(Description of the task)
Select, from the data, each line where "Efficacy" occurs.

Collection entries

^^^^^^^^

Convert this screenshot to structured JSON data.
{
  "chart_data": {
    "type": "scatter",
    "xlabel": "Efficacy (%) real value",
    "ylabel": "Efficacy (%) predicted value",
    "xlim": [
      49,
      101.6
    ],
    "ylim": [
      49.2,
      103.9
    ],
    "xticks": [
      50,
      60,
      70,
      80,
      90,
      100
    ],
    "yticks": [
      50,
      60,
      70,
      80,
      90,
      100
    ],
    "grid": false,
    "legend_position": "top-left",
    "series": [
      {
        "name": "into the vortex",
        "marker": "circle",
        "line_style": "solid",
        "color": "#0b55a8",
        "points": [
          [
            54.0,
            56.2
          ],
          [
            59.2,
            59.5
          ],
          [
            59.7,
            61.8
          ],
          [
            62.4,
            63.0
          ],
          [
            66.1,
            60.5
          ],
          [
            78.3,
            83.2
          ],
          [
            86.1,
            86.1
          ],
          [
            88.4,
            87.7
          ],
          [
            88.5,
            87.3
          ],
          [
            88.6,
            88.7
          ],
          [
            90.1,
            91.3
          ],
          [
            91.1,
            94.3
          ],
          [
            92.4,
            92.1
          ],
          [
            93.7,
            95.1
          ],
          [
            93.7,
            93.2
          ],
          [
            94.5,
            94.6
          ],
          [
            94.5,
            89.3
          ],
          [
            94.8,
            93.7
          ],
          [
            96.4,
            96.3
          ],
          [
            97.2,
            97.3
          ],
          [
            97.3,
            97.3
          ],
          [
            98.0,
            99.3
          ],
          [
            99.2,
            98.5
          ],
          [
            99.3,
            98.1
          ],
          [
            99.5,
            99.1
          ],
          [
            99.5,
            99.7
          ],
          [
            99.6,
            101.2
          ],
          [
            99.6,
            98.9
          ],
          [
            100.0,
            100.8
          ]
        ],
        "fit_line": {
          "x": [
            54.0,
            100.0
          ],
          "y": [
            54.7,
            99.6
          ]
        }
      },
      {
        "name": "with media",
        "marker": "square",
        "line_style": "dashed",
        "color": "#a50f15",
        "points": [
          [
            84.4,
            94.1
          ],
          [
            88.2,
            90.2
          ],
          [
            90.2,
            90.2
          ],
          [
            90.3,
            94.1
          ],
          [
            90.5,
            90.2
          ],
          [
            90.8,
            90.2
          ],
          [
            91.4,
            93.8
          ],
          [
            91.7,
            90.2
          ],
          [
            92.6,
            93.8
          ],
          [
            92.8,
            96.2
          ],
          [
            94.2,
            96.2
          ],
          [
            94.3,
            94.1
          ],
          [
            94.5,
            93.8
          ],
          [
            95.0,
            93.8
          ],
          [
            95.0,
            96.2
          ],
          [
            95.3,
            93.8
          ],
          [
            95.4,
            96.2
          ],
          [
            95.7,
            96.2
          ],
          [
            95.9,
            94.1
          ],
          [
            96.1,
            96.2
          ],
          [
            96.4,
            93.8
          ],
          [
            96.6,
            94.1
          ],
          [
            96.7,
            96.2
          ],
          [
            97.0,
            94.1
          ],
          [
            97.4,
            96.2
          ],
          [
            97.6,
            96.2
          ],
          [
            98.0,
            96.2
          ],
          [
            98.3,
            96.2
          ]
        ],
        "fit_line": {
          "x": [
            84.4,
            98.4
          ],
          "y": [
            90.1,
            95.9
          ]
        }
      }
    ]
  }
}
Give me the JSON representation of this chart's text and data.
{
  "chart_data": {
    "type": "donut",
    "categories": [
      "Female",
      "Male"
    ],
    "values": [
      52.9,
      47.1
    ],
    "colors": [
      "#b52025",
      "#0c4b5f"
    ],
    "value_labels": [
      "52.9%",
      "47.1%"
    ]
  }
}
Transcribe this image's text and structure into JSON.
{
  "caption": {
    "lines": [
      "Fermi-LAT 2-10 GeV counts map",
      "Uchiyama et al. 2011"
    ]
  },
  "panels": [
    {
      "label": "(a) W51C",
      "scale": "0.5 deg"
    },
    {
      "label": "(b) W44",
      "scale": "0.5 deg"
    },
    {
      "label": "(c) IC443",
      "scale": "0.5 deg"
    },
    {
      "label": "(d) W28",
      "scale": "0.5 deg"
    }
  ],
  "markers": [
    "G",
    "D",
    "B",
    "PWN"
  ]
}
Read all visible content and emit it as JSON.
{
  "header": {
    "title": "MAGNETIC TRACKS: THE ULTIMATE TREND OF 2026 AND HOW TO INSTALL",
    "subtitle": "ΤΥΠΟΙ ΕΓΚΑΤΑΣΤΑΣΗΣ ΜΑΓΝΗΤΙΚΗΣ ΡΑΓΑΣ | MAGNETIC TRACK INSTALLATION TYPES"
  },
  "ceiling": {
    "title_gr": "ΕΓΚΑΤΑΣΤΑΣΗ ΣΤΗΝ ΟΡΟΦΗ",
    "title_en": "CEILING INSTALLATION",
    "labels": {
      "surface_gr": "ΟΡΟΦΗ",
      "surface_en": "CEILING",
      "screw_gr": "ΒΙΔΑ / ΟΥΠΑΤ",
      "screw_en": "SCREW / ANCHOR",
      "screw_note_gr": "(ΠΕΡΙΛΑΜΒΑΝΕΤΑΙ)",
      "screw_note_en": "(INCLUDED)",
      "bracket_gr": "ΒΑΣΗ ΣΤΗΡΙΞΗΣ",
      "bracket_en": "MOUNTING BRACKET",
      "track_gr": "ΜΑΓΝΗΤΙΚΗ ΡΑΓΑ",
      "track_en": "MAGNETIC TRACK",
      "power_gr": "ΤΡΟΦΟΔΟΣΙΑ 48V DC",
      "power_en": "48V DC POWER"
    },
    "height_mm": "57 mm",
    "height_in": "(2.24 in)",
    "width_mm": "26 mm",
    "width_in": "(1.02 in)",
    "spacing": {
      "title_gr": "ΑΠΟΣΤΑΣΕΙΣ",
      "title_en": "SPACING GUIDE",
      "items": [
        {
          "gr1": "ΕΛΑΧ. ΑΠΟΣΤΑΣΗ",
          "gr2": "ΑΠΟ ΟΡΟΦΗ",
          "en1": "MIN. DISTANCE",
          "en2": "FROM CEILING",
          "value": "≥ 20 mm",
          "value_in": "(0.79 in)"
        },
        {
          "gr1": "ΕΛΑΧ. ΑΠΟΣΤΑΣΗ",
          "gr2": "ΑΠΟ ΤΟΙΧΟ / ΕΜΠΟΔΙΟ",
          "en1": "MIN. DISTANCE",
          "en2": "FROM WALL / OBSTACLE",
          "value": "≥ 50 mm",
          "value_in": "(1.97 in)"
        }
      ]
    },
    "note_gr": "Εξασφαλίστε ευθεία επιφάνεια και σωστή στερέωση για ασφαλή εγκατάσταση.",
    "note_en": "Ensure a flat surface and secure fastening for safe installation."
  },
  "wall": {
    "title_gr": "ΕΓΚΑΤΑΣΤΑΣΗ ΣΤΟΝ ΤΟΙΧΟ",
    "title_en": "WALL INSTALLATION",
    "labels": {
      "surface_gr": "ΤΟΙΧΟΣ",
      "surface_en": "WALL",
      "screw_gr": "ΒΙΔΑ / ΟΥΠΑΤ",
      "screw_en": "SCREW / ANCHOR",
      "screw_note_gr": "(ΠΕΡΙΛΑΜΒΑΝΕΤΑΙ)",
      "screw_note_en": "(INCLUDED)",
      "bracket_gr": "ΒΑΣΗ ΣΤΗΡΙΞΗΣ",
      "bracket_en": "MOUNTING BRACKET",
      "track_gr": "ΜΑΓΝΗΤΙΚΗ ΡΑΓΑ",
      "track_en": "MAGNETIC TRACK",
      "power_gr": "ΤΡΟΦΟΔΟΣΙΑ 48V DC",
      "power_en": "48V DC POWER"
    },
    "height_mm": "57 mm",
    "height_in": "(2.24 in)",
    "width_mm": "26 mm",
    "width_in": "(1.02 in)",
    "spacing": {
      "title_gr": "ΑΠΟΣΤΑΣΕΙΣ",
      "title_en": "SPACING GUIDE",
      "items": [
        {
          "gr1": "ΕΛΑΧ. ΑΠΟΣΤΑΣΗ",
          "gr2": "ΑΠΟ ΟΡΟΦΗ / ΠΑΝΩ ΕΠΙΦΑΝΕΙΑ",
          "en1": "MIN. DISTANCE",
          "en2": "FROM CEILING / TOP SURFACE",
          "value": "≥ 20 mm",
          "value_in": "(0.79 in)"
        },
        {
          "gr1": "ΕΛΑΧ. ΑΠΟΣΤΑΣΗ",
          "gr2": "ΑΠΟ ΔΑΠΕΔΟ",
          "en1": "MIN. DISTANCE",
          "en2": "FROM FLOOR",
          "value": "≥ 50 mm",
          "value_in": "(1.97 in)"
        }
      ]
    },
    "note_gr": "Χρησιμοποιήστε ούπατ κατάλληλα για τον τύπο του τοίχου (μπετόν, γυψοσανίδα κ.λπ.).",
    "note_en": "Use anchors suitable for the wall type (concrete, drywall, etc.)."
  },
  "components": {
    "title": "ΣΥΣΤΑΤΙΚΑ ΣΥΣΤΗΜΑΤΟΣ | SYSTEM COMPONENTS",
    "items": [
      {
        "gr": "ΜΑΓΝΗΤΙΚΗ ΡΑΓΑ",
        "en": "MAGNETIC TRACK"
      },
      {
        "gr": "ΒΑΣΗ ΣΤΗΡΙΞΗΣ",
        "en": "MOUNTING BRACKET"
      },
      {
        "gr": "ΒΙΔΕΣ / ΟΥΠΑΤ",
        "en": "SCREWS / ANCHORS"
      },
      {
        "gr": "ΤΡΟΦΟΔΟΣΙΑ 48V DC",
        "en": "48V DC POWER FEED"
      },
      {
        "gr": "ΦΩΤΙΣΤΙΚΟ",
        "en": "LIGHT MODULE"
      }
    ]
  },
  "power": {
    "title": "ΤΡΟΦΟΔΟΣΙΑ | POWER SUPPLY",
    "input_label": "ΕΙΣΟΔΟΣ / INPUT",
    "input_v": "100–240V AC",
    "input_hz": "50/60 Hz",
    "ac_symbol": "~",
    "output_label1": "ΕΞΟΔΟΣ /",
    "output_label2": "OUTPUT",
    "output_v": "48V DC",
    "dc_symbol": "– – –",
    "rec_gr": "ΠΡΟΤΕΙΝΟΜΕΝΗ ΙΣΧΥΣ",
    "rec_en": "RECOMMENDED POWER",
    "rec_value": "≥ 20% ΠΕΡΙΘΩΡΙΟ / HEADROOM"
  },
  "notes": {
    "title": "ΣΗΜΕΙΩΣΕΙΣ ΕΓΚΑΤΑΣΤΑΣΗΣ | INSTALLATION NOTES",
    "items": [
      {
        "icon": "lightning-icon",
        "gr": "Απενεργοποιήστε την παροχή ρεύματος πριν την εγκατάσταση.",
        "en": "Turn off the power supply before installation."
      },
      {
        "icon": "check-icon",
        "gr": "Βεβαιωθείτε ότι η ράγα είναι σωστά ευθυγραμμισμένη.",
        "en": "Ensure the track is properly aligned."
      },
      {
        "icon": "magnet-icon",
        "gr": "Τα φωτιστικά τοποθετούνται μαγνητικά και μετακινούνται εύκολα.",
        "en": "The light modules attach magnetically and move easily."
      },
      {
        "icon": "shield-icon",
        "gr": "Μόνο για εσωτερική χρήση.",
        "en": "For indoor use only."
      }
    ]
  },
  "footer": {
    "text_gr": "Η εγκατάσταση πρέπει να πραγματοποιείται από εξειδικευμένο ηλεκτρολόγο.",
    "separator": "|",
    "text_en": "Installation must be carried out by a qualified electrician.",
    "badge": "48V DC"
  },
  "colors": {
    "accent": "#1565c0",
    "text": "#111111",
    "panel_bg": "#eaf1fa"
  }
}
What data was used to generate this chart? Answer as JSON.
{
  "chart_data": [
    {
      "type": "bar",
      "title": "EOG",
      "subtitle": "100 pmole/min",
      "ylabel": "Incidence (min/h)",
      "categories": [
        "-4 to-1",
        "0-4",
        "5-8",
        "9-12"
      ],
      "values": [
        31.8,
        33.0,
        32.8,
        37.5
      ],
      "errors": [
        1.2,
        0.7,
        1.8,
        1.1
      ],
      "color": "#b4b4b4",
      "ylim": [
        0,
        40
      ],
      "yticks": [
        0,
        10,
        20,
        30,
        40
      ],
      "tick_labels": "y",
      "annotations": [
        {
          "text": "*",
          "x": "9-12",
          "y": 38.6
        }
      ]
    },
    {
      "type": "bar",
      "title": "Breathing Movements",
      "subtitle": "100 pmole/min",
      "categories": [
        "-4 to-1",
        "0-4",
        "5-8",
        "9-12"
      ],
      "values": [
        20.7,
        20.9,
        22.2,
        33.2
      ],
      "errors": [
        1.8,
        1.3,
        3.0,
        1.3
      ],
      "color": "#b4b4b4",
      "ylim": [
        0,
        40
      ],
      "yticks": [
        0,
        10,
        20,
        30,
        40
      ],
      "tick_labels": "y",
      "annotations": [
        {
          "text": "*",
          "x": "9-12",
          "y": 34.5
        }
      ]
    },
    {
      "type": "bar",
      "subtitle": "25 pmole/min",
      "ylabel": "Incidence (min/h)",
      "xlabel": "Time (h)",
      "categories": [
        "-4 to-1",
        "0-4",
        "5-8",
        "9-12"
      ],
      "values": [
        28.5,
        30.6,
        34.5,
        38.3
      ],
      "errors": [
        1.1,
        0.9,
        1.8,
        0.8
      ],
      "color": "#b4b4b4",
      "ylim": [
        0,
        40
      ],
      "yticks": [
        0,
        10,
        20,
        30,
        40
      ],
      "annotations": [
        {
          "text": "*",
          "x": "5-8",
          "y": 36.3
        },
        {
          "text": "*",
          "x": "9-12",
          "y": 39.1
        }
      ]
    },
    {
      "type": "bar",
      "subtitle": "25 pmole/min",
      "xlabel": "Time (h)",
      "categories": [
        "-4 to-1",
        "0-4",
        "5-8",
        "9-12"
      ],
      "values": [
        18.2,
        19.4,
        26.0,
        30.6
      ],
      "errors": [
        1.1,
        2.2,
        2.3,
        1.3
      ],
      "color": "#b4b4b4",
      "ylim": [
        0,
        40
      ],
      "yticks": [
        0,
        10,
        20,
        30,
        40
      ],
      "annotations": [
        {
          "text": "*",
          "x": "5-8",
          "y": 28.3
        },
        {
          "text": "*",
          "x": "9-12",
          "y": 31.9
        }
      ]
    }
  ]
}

^^^^^^^^

(Reply to the exercise)
    "xlabel": "Efficacy (%) real value",
    "ylabel": "Efficacy (%) predicted value",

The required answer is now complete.